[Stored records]
##########

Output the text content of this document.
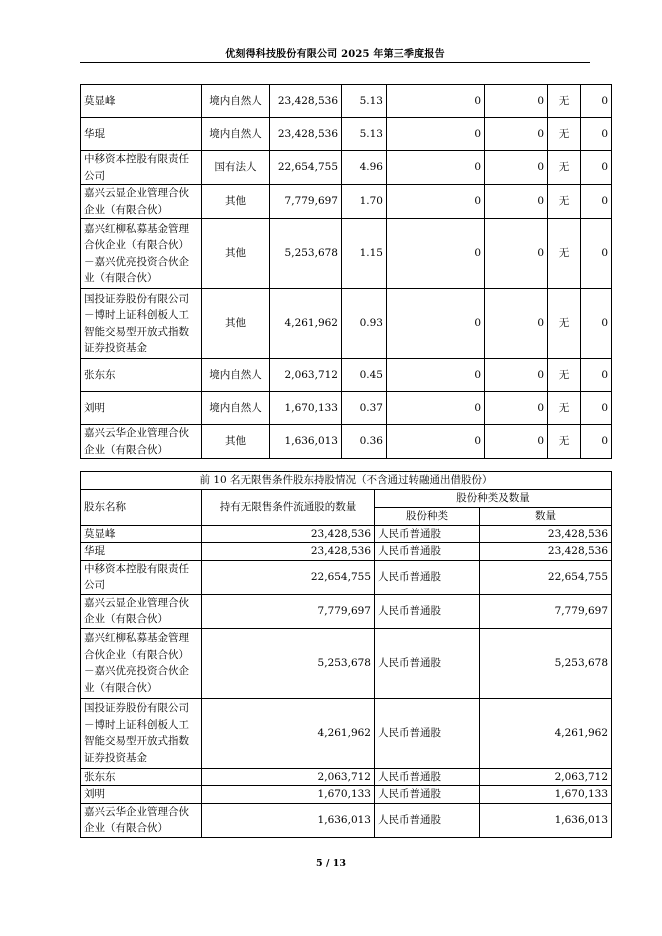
优刻得科技股份有限公司 2025 年第三季度报告
莫显峰	境内自然人	23,428,536	5.13	0	0	无	0
华琨	境内自然人	23,428,536	5.13	0	0	无	0
中移资本控股有限责任公司	国有法人	22,654,755	4.96	0	0	无	0
嘉兴云显企业管理合伙企业（有限合伙）	其他	7,779,697	1.70	0	0	无	0
嘉兴红柳私募基金管理合伙企业（有限合伙）－嘉兴优亮投资合伙企业（有限合伙）	其他	5,253,678	1.15	0	0	无	0
国投证券股份有限公司－博时上证科创板人工智能交易型开放式指数证券投资基金	其他	4,261,962	0.93	0	0	无	0
张东东	境内自然人	2,063,712	0.45	0	0	无	0
刘明	境内自然人	1,670,133	0.37	0	0	无	0
嘉兴云华企业管理合伙企业（有限合伙）	其他	1,636,013	0.36	0	0	无	0
前 10 名无限售条件股东持股情况（不含通过转融通出借股份）			
股东名称	持有无限售条件流通股的数量	股份种类及数量	
		股份种类	数量
莫显峰	23,428,536	人民币普通股	23,428,536
华琨	23,428,536	人民币普通股	23,428,536
中移资本控股有限责任公司	22,654,755	人民币普通股	22,654,755
嘉兴云显企业管理合伙企业（有限合伙）	7,779,697	人民币普通股	7,779,697
嘉兴红柳私募基金管理合伙企业（有限合伙）－嘉兴优亮投资合伙企业（有限合伙）	5,253,678	人民币普通股	5,253,678
国投证券股份有限公司－博时上证科创板人工智能交易型开放式指数证券投资基金	4,261,962	人民币普通股	4,261,962
张东东	2,063,712	人民币普通股	2,063,712
刘明	1,670,133	人民币普通股	1,670,133
嘉兴云华企业管理合伙企业（有限合伙）	1,636,013	人民币普通股	1,636,013
5 / 13
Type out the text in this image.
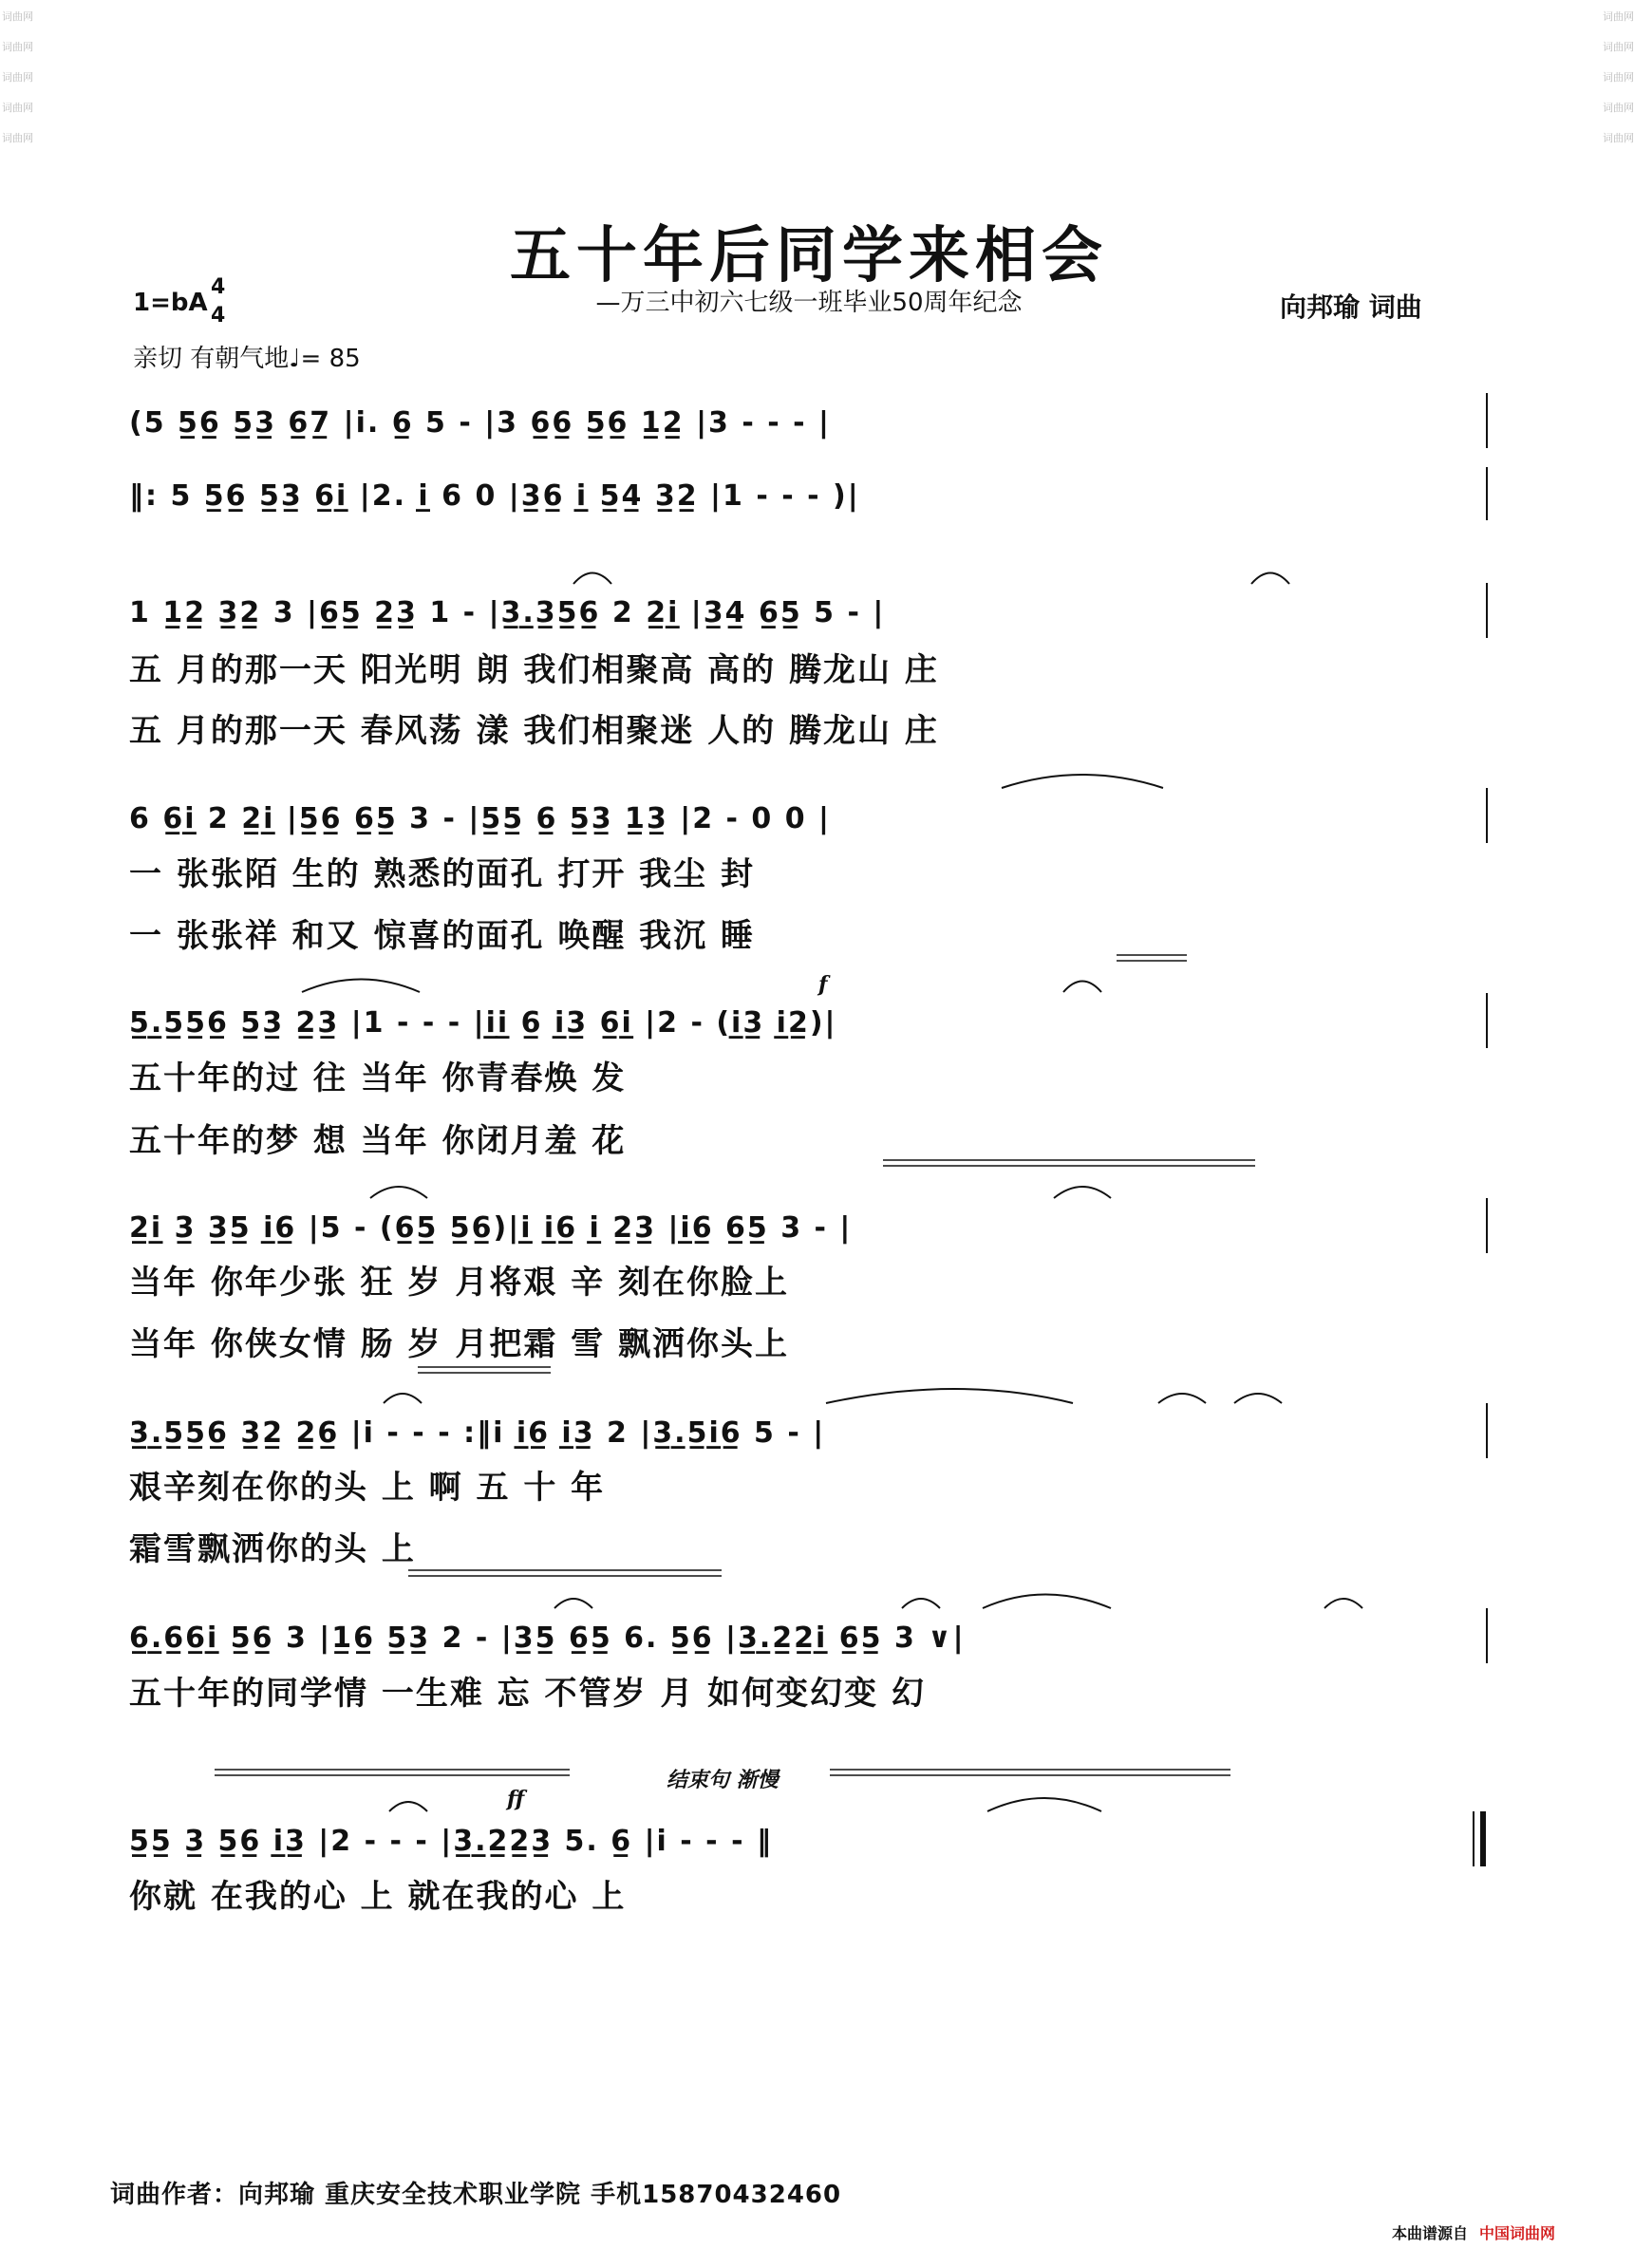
词曲网

词曲网

词曲网

词曲网

词曲网
词曲网

词曲网

词曲网

词曲网

词曲网
五十年后同学来相会
—万三中初六七级一班毕业50周年纪念	向邦瑜 词曲
1=bA
4
4
亲切 有朝气地♩= 85
(5 5̲6̲ 5̲3̲ 6̲7̲ |i. 6̲ 5 - |3 6̲6̲ 5̲6̲ 1̲2̲ |3 - - - |
‖: 5 5̲6̲ 5̲3̲ 6̲i̲ |2. i̲ 6 0 |3̲6̲ i̲ 5̲4̲ 3̲2̲ |1 - - - )|
1 1̲2̲ 3̲2̲ 3 |6̲5̲ 2̲3̲ 1 - |3̲.̲3̲5̲6̲ 2 2̲i̲ |3̲4̲ 6̲5̲ 5 - |
五 月的那一天 阳光明 朗 我们相聚高 高的 腾龙山 庄
五 月的那一天 春风荡 漾 我们相聚迷 人的 腾龙山 庄
6 6̲i̲ 2 2̲i̲ |5̲6̲ 6̲5̲ 3 - |5̲5̲ 6̲ 5̲3̲ 1̲3̲ |2 - 0 0 |
一 张张陌 生的 熟悉的面孔 打开 我尘 封
一 张张祥 和又 惊喜的面孔 唤醒 我沉 睡
f
5̲.̲5̲5̲6̲ 5̲3̲ 2̲3̲ |1 - - - |i̲i̲ 6̲ i̲3̲ 6̲i̲ |2 - (i̲3̲ i̲2̲)|
五十年的过 往 当年 你青春焕 发
五十年的梦 想 当年 你闭月羞 花
2̲i̲ 3̲ 3̲5̲ i̲6̲ |5 - (6̲5̲ 5̲6̲)|i̲ i̲6̲ i̲ 2̲3̲ |i̲6̲ 6̲5̲ 3 - |
当年 你年少张 狂 岁 月将艰 辛 刻在你脸上
当年 你侠女情 肠 岁 月把霜 雪 飘洒你头上
3̲.̲5̲5̲6̲ 3̲2̲ 2̲6̲ |i - - - :‖i i̲6̲ i̲3̲ 2 |3̲.̲5̲i̲6̲ 5 - |
艰辛刻在你的头 上 啊 五 十 年
霜雪飘洒你的头 上
6̲.̲6̲6̲i̲ 5̲6̲ 3 |1̲6̲ 5̲3̲ 2 - |3̲5̲ 6̲5̲ 6. 5̲6̲ |3̲.̲2̲2̲i̲ 6̲5̲ 3 ∨|
五十年的同学情 一生难 忘 不管岁 月 如何变幻变 幻
结束句 渐慢
ff
5̲5̲ 3̲ 5̲6̲ i̲3̲ |2 - - - |3̲.̲2̲2̲3̲ 5. 6̲ |i - - - ‖
你就 在我的心 上 就在我的心 上
词曲作者：向邦瑜 重庆安全技术职业学院 手机15870432460
本曲谱源自 中国词曲网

##########

* [Your instructions]:
State, as a number only, how many lines in the entries include "有限合伙".

* [Output below]:
6